-- Begin --

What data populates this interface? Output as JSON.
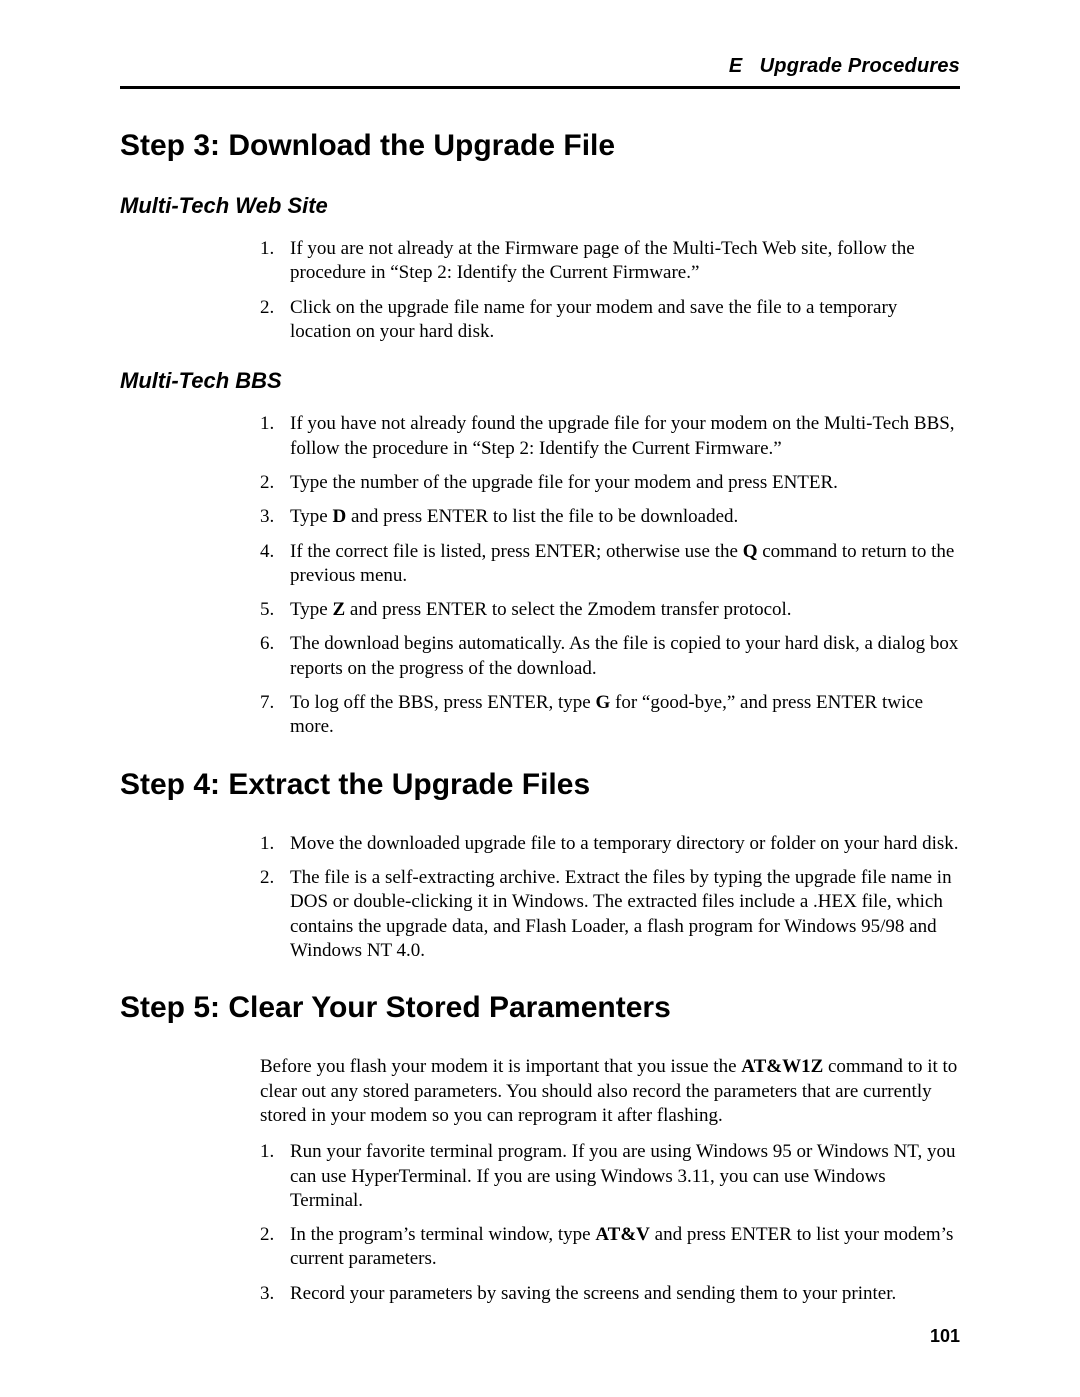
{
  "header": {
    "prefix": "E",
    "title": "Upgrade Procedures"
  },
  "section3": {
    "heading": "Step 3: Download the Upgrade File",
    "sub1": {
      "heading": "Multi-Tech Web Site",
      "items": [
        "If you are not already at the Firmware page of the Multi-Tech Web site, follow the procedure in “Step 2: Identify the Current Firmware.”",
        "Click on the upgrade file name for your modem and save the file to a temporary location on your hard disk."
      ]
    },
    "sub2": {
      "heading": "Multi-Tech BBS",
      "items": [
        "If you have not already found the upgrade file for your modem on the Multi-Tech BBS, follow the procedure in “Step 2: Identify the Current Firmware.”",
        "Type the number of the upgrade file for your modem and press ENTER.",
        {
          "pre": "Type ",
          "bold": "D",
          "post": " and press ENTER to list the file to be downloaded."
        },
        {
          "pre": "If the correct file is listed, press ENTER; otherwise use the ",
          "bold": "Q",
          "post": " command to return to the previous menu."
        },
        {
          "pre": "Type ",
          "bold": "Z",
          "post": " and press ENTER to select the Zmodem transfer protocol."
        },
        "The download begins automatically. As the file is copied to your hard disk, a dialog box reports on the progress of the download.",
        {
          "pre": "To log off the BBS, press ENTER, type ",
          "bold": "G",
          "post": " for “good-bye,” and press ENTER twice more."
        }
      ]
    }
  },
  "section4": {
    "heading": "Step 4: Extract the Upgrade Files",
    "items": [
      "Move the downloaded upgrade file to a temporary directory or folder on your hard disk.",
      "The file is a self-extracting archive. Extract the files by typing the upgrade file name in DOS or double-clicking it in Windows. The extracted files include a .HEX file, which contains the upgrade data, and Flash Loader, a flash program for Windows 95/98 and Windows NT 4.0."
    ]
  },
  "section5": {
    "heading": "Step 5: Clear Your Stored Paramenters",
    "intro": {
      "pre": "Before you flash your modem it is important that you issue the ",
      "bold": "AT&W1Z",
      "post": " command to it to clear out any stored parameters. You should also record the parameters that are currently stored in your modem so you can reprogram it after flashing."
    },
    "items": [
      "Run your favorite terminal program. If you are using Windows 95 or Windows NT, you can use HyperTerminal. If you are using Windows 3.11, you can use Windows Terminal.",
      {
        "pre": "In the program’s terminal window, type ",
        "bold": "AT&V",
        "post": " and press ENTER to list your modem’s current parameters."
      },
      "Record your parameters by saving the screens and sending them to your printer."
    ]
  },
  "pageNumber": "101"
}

-- End --
-- Begin --

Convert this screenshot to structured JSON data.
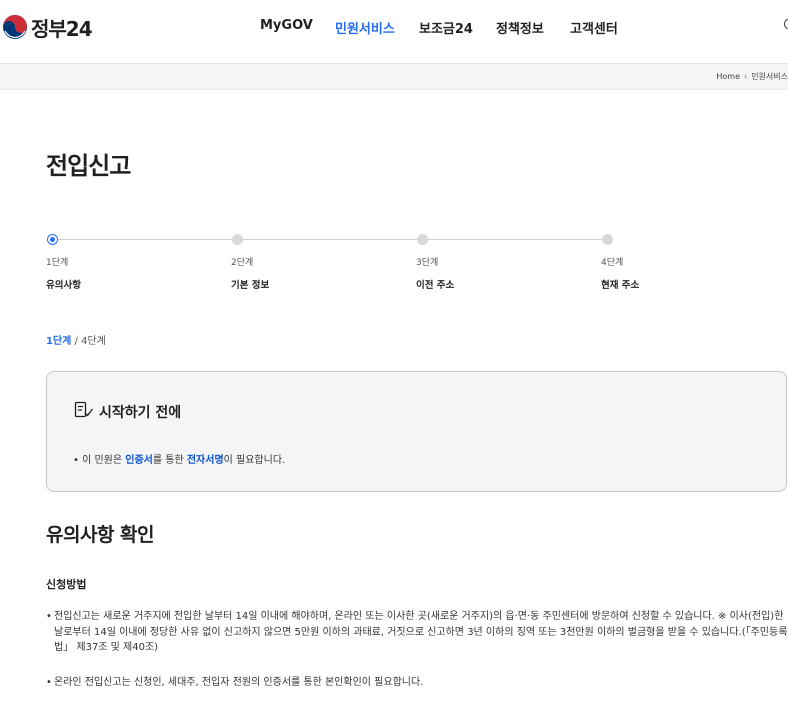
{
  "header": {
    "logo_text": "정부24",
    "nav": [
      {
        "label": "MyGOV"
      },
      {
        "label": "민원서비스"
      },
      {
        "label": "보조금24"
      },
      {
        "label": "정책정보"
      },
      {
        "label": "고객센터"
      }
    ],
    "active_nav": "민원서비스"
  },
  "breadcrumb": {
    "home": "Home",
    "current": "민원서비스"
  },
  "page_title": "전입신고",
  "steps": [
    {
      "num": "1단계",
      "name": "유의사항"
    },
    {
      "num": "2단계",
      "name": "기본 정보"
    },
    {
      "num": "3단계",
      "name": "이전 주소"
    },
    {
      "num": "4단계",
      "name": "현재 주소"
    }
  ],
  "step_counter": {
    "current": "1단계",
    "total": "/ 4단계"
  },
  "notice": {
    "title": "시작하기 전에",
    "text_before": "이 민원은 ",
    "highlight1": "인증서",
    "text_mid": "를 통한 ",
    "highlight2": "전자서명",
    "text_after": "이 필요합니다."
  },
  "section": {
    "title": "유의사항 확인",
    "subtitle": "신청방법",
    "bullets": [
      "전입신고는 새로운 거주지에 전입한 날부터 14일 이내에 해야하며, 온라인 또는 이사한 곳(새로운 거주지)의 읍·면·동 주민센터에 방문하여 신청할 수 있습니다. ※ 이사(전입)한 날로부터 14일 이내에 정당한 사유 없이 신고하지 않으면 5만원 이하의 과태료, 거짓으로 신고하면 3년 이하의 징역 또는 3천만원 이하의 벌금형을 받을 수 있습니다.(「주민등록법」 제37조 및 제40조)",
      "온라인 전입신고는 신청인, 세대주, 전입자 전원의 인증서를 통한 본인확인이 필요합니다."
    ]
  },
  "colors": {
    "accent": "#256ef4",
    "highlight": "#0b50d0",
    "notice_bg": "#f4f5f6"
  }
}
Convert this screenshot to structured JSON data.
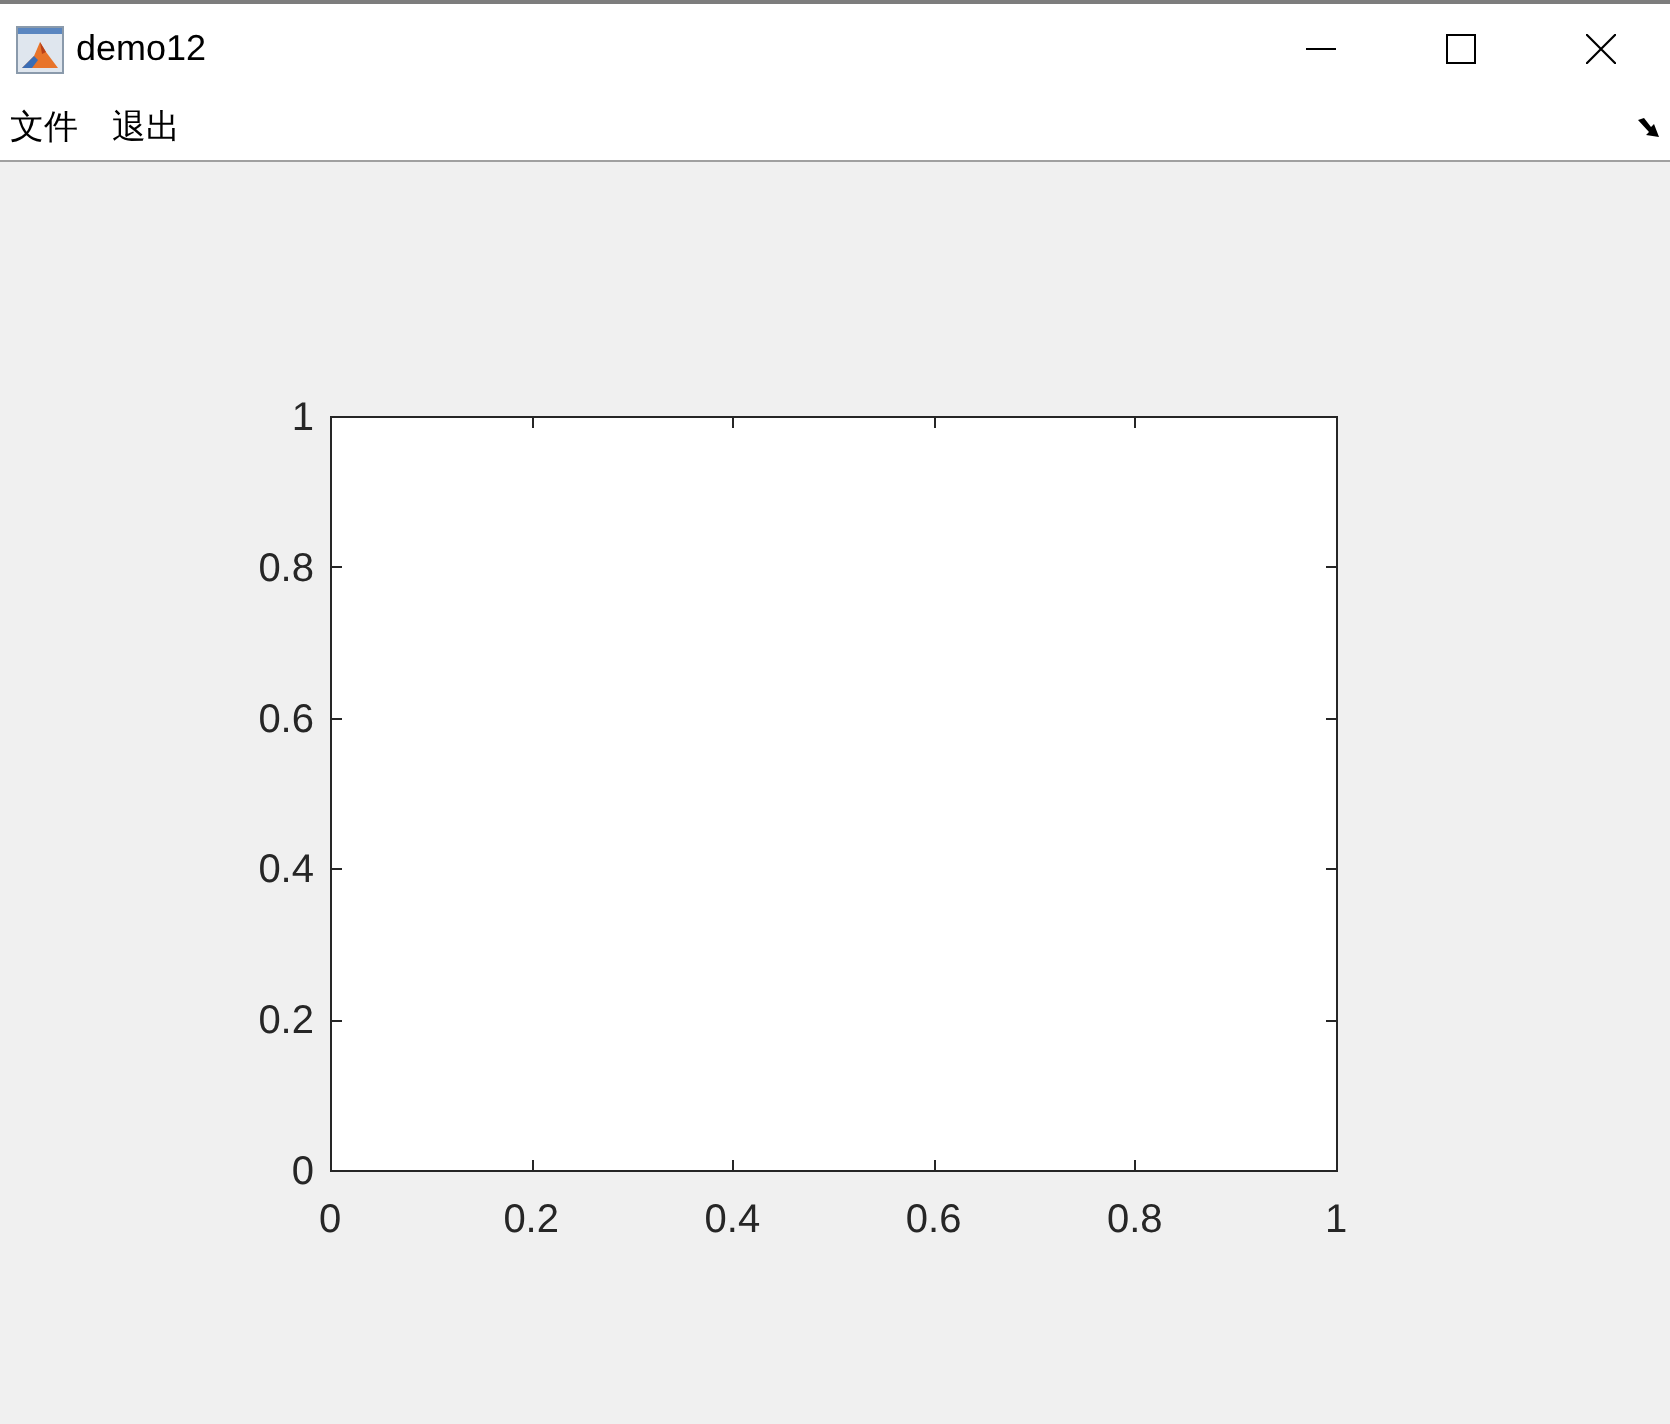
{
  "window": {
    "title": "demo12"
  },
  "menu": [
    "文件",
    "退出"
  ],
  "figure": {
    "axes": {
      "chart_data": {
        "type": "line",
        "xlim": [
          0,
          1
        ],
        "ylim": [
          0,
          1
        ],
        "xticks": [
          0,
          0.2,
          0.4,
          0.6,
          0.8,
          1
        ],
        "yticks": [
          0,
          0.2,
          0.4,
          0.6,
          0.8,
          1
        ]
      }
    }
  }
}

-- End --

STATED GOAL
Go through the listing above and work out how many lines contain the string "heading". Reply with the number alone.

SOLUTION TO THIS TASK
5